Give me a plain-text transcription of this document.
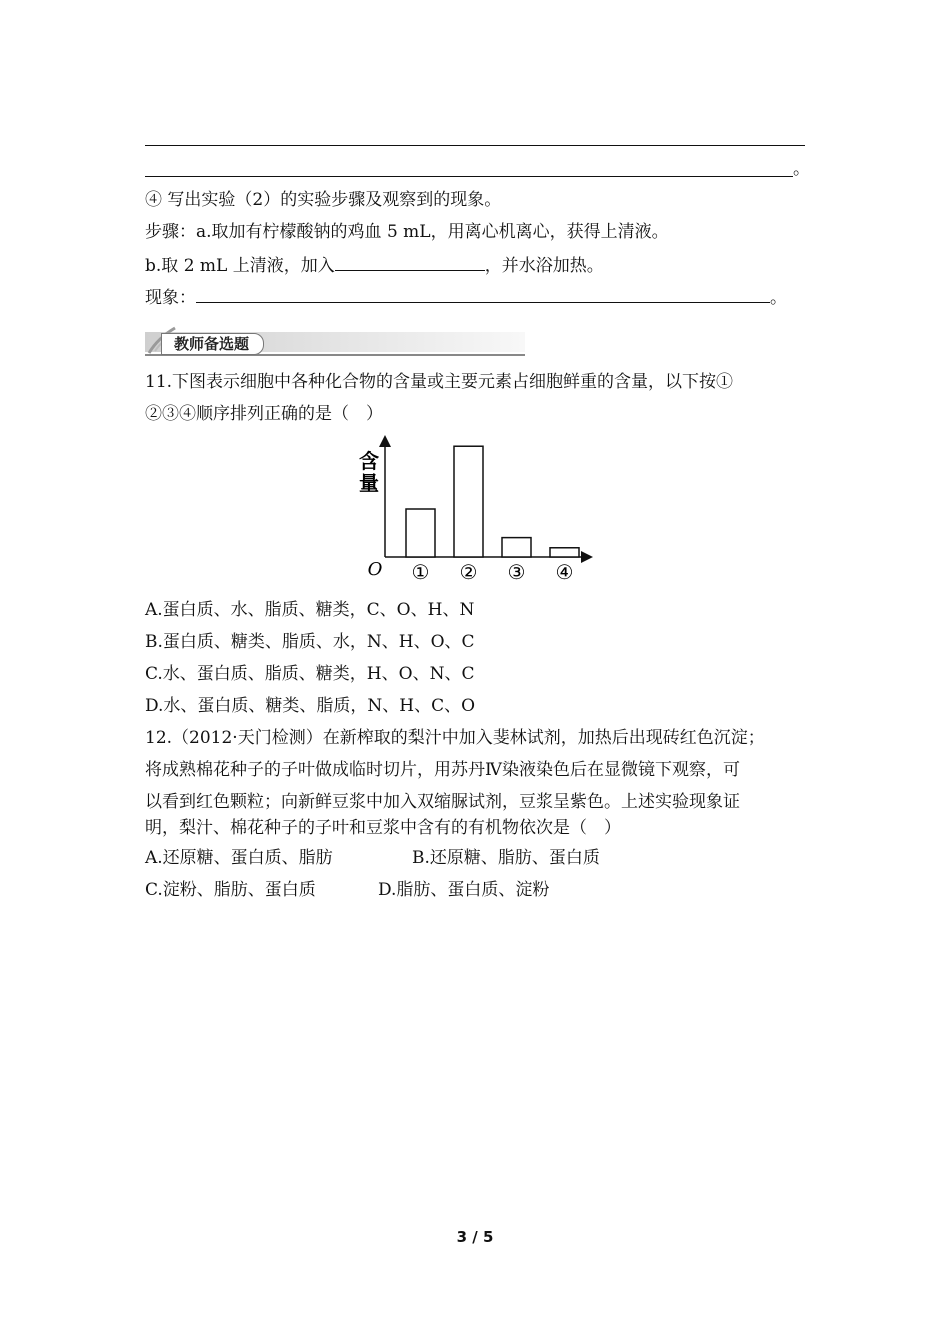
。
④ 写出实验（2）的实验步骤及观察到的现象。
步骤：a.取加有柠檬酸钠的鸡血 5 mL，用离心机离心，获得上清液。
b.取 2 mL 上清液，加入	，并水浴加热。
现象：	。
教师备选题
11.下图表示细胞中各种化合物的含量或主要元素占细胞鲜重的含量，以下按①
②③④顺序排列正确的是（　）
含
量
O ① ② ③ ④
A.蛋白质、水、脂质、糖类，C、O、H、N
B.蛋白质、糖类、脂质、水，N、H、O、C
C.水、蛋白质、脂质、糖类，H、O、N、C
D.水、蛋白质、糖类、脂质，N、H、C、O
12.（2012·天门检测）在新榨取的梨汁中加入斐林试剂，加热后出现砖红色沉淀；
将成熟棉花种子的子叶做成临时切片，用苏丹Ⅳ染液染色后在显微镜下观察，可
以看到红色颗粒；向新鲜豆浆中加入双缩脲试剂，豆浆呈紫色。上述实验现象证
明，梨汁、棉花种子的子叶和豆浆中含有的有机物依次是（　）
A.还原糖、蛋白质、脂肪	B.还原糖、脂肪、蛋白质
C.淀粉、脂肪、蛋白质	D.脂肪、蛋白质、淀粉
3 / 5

____________________

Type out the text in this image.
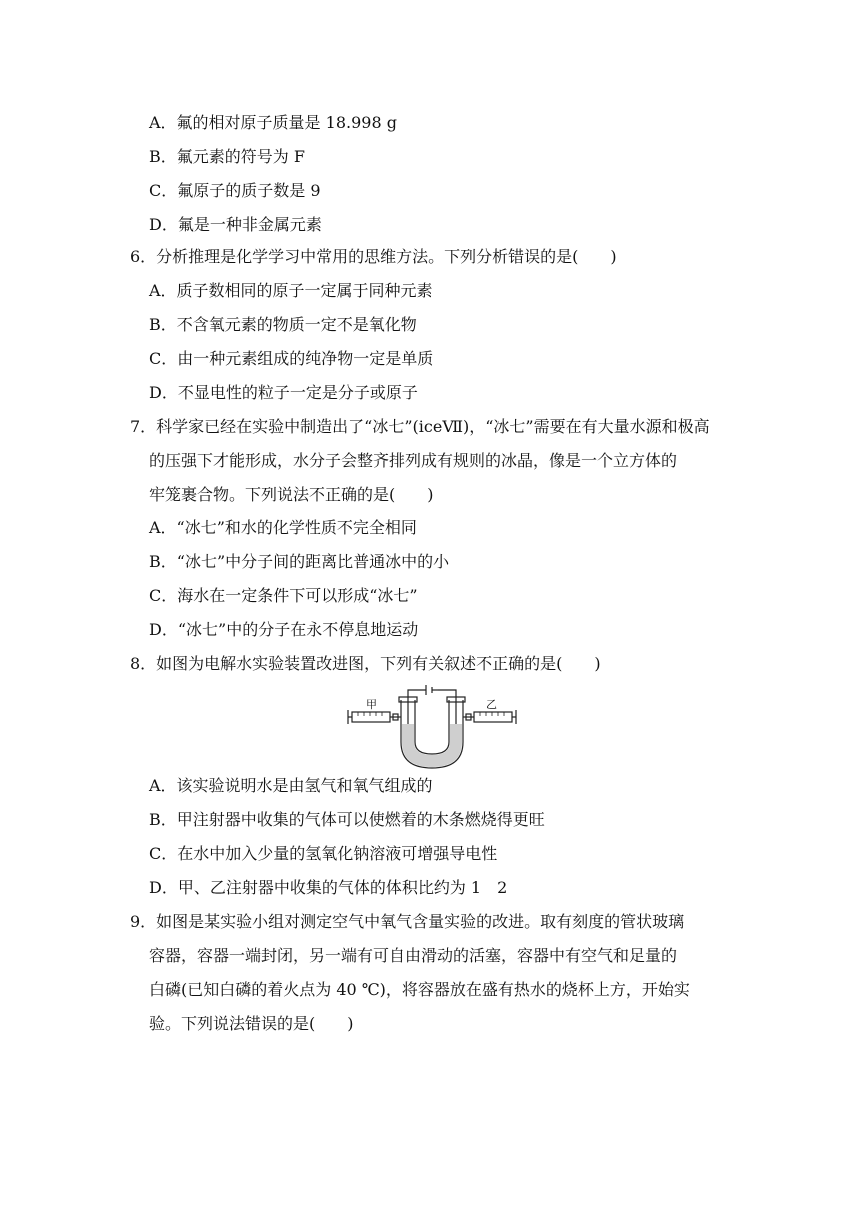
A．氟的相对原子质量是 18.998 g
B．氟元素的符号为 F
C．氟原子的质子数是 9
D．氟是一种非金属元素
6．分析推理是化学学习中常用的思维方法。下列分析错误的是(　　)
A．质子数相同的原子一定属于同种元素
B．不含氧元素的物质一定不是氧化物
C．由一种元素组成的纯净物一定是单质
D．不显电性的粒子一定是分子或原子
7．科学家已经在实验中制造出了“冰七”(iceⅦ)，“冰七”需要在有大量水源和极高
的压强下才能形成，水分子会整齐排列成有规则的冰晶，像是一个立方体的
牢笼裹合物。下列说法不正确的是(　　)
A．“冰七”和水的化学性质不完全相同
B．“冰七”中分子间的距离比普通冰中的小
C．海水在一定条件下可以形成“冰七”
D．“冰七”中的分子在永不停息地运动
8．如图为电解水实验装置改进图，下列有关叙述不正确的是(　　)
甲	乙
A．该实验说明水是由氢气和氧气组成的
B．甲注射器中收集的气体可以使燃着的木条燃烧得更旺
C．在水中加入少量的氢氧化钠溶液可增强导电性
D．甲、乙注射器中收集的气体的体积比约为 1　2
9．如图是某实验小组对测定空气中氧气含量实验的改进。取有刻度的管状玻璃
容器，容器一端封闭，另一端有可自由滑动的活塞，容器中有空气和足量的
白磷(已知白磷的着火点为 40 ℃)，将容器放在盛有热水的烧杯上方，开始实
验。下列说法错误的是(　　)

____________________

WRITTEN TASK: Scan the lines for the string "this". Copy out each line that matches.

ANSWER BELOW:
Give me a plain-text transcription of this document.
Type out the text in this image.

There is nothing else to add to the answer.